Given request –
Would you return the complete listing below word for word?

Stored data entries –
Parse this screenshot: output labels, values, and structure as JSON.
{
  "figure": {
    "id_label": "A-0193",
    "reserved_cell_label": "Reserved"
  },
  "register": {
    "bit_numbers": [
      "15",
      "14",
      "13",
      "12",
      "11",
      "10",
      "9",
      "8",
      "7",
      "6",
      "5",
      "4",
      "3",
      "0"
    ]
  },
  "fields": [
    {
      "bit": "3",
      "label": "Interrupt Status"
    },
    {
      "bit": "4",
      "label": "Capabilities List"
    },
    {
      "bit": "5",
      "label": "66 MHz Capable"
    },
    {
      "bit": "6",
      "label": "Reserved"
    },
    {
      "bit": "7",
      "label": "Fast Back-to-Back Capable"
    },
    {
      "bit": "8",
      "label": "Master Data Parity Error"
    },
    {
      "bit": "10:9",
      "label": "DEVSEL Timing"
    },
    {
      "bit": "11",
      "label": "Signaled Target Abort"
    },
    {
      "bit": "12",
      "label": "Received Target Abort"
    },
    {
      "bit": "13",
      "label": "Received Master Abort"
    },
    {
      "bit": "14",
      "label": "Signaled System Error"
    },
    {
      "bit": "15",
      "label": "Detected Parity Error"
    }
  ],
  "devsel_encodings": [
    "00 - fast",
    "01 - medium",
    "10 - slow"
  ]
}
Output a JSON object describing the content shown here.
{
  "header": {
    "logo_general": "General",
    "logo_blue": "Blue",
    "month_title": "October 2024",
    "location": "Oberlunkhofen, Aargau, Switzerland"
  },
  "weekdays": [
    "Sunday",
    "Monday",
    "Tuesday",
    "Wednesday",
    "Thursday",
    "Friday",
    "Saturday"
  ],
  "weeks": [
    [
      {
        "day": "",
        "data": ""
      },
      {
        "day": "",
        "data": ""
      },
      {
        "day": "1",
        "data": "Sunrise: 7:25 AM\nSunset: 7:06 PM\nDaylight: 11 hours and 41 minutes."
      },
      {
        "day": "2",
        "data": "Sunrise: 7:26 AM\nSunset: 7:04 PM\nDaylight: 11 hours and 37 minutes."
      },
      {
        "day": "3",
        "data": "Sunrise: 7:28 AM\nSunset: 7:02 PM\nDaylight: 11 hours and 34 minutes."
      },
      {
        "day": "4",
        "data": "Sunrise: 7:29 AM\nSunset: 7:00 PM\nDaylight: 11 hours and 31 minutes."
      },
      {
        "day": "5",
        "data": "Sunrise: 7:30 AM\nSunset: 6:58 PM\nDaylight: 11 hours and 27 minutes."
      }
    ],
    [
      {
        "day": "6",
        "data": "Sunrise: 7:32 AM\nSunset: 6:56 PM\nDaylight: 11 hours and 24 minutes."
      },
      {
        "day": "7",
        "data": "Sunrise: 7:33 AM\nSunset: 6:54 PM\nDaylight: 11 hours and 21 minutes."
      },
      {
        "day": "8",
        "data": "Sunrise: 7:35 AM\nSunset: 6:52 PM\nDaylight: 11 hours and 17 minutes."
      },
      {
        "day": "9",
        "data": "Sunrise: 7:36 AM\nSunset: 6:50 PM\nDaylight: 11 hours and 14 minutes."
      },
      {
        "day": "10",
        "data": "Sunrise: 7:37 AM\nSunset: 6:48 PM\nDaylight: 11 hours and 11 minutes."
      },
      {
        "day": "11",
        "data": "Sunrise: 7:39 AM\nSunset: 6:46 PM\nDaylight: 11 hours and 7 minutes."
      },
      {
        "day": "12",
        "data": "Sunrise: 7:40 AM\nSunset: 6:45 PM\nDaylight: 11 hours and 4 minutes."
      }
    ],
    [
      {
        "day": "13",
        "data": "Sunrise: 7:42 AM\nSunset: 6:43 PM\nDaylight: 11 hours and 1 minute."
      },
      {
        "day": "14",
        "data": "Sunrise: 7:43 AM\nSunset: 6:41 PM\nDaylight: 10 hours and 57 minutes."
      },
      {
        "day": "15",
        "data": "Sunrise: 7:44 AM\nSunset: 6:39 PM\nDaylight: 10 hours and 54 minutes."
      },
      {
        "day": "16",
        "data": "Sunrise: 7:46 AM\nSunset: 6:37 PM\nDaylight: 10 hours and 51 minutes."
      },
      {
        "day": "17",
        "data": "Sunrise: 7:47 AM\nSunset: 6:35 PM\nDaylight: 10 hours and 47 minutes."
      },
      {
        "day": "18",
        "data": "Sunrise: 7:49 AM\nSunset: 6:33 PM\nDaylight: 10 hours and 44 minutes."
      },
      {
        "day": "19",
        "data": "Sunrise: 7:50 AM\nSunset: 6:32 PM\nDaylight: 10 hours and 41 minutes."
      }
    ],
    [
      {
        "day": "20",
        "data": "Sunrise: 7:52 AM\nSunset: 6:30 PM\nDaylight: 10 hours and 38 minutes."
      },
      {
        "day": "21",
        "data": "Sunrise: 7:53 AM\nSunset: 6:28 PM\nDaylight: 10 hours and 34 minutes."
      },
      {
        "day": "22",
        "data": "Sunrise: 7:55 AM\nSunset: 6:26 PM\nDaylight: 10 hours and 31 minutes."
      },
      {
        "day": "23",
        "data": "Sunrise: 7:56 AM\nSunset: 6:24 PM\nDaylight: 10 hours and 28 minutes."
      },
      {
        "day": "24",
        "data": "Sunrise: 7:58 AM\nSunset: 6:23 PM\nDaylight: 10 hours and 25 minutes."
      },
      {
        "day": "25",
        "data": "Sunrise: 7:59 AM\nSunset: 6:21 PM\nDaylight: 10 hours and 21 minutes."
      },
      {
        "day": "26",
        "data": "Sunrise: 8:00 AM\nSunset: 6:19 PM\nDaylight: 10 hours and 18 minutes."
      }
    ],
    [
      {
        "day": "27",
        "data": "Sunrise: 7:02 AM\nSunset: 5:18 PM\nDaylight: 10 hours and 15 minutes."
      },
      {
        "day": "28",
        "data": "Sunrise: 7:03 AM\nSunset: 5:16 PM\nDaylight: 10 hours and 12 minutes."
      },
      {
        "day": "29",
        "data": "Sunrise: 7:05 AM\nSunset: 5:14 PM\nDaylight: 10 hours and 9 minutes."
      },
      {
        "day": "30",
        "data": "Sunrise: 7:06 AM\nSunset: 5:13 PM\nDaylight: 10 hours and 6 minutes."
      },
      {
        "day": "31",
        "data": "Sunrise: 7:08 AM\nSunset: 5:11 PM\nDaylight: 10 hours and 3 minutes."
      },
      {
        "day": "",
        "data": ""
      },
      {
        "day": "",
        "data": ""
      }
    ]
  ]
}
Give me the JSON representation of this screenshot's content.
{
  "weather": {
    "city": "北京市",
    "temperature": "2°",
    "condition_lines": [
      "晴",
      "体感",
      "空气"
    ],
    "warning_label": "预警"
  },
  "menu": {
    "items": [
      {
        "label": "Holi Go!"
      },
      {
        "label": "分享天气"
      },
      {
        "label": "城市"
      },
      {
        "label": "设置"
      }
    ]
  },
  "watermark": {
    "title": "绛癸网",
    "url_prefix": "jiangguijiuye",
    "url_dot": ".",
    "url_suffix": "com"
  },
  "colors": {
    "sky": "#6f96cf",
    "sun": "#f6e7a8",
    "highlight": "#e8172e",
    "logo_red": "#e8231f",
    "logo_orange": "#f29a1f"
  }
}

Response to this exercise –
Parse this screenshot: output labels, values, and structure as JSON.
{
  "figure": {
    "id_label": "A-0193",
    "reserved_cell_label": "Reserved"
  },
  "register": {
    "bit_numbers": [
      "15",
      "14",
      "13",
      "12",
      "11",
      "10",
      "9",
      "8",
      "7",
      "6",
      "5",
      "4",
      "3",
      "0"
    ]
  },
  "fields": [
    {
      "bit": "3",
      "label": "Interrupt Status"
    },
    {
      "bit": "4",
      "label": "Capabilities List"
    },
    {
      "bit": "5",
      "label": "66 MHz Capable"
    },
    {
      "bit": "6",
      "label": "Reserved"
    },
    {
      "bit": "7",
      "label": "Fast Back-to-Back Capable"
    },
    {
      "bit": "8",
      "label": "Master Data Parity Error"
    },
    {
      "bit": "10:9",
      "label": "DEVSEL Timing"
    },
    {
      "bit": "11",
      "label": "Signaled Target Abort"
    },
    {
      "bit": "12",
      "label": "Received Target Abort"
    },
    {
      "bit": "13",
      "label": "Received Master Abort"
    },
    {
      "bit": "14",
      "label": "Signaled System Error"
    },
    {
      "bit": "15",
      "label": "Detected Parity Error"
    }
  ],
  "devsel_encodings": [
    "00 - fast",
    "01 - medium",
    "10 - slow"
  ]
}
Output a JSON object describing the content shown here.
{
  "header": {
    "logo_general": "General",
    "logo_blue": "Blue",
    "month_title": "October 2024",
    "location": "Oberlunkhofen, Aargau, Switzerland"
  },
  "weekdays": [
    "Sunday",
    "Monday",
    "Tuesday",
    "Wednesday",
    "Thursday",
    "Friday",
    "Saturday"
  ],
  "weeks": [
    [
      {
        "day": "",
        "data": ""
      },
      {
        "day": "",
        "data": ""
      },
      {
        "day": "1",
        "data": "Sunrise: 7:25 AM\nSunset: 7:06 PM\nDaylight: 11 hours and 41 minutes."
      },
      {
        "day": "2",
        "data": "Sunrise: 7:26 AM\nSunset: 7:04 PM\nDaylight: 11 hours and 37 minutes."
      },
      {
        "day": "3",
        "data": "Sunrise: 7:28 AM\nSunset: 7:02 PM\nDaylight: 11 hours and 34 minutes."
      },
      {
        "day": "4",
        "data": "Sunrise: 7:29 AM\nSunset: 7:00 PM\nDaylight: 11 hours and 31 minutes."
      },
      {
        "day": "5",
        "data": "Sunrise: 7:30 AM\nSunset: 6:58 PM\nDaylight: 11 hours and 27 minutes."
      }
    ],
    [
      {
        "day": "6",
        "data": "Sunrise: 7:32 AM\nSunset: 6:56 PM\nDaylight: 11 hours and 24 minutes."
      },
      {
        "day": "7",
        "data": "Sunrise: 7:33 AM\nSunset: 6:54 PM\nDaylight: 11 hours and 21 minutes."
      },
      {
        "day": "8",
        "data": "Sunrise: 7:35 AM\nSunset: 6:52 PM\nDaylight: 11 hours and 17 minutes."
      },
      {
        "day": "9",
        "data": "Sunrise: 7:36 AM\nSunset: 6:50 PM\nDaylight: 11 hours and 14 minutes."
      },
      {
        "day": "10",
        "data": "Sunrise: 7:37 AM\nSunset: 6:48 PM\nDaylight: 11 hours and 11 minutes."
      },
      {
        "day": "11",
        "data": "Sunrise: 7:39 AM\nSunset: 6:46 PM\nDaylight: 11 hours and 7 minutes."
      },
      {
        "day": "12",
        "data": "Sunrise: 7:40 AM\nSunset: 6:45 PM\nDaylight: 11 hours and 4 minutes."
      }
    ],
    [
      {
        "day": "13",
        "data": "Sunrise: 7:42 AM\nSunset: 6:43 PM\nDaylight: 11 hours and 1 minute."
      },
      {
        "day": "14",
        "data": "Sunrise: 7:43 AM\nSunset: 6:41 PM\nDaylight: 10 hours and 57 minutes."
      },
      {
        "day": "15",
        "data": "Sunrise: 7:44 AM\nSunset: 6:39 PM\nDaylight: 10 hours and 54 minutes."
      },
      {
        "day": "16",
        "data": "Sunrise: 7:46 AM\nSunset: 6:37 PM\nDaylight: 10 hours and 51 minutes."
      },
      {
        "day": "17",
        "data": "Sunrise: 7:47 AM\nSunset: 6:35 PM\nDaylight: 10 hours and 47 minutes."
      },
      {
        "day": "18",
        "data": "Sunrise: 7:49 AM\nSunset: 6:33 PM\nDaylight: 10 hours and 44 minutes."
      },
      {
        "day": "19",
        "data": "Sunrise: 7:50 AM\nSunset: 6:32 PM\nDaylight: 10 hours and 41 minutes."
      }
    ],
    [
      {
        "day": "20",
        "data": "Sunrise: 7:52 AM\nSunset: 6:30 PM\nDaylight: 10 hours and 38 minutes."
      },
      {
        "day": "21",
        "data": "Sunrise: 7:53 AM\nSunset: 6:28 PM\nDaylight: 10 hours and 34 minutes."
      },
      {
        "day": "22",
        "data": "Sunrise: 7:55 AM\nSunset: 6:26 PM\nDaylight: 10 hours and 31 minutes."
      },
      {
        "day": "23",
        "data": "Sunrise: 7:56 AM\nSunset: 6:24 PM\nDaylight: 10 hours and 28 minutes."
      },
      {
        "day": "24",
        "data": "Sunrise: 7:58 AM\nSunset: 6:23 PM\nDaylight: 10 hours and 25 minutes."
      },
      {
        "day": "25",
        "data": "Sunrise: 7:59 AM\nSunset: 6:21 PM\nDaylight: 10 hours and 21 minutes."
      },
      {
        "day": "26",
        "data": "Sunrise: 8:00 AM\nSunset: 6:19 PM\nDaylight: 10 hours and 18 minutes."
      }
    ],
    [
      {
        "day": "27",
        "data": "Sunrise: 7:02 AM\nSunset: 5:18 PM\nDaylight: 10 hours and 15 minutes."
      },
      {
        "day": "28",
        "data": "Sunrise: 7:03 AM\nSunset: 5:16 PM\nDaylight: 10 hours and 12 minutes."
      },
      {
        "day": "29",
        "data": "Sunrise: 7:05 AM\nSunset: 5:14 PM\nDaylight: 10 hours and 9 minutes."
      },
      {
        "day": "30",
        "data": "Sunrise: 7:06 AM\nSunset: 5:13 PM\nDaylight: 10 hours and 6 minutes."
      },
      {
        "day": "31",
        "data": "Sunrise: 7:08 AM\nSunset: 5:11 PM\nDaylight: 10 hours and 3 minutes."
      },
      {
        "day": "",
        "data": ""
      },
      {
        "day": "",
        "data": ""
      }
    ]
  ]
}
Give me the JSON representation of this screenshot's content.
{
  "weather": {
    "city": "北京市",
    "temperature": "2°",
    "condition_lines": [
      "晴",
      "体感",
      "空气"
    ],
    "warning_label": "预警"
  },
  "menu": {
    "items": [
      {
        "label": "Holi Go!"
      },
      {
        "label": "分享天气"
      },
      {
        "label": "城市"
      },
      {
        "label": "设置"
      }
    ]
  },
  "watermark": {
    "title": "绛癸网",
    "url_prefix": "jiangguijiuye",
    "url_dot": ".",
    "url_suffix": "com"
  },
  "colors": {
    "sky": "#6f96cf",
    "sun": "#f6e7a8",
    "highlight": "#e8172e",
    "logo_red": "#e8231f",
    "logo_orange": "#f29a1f"
  }
}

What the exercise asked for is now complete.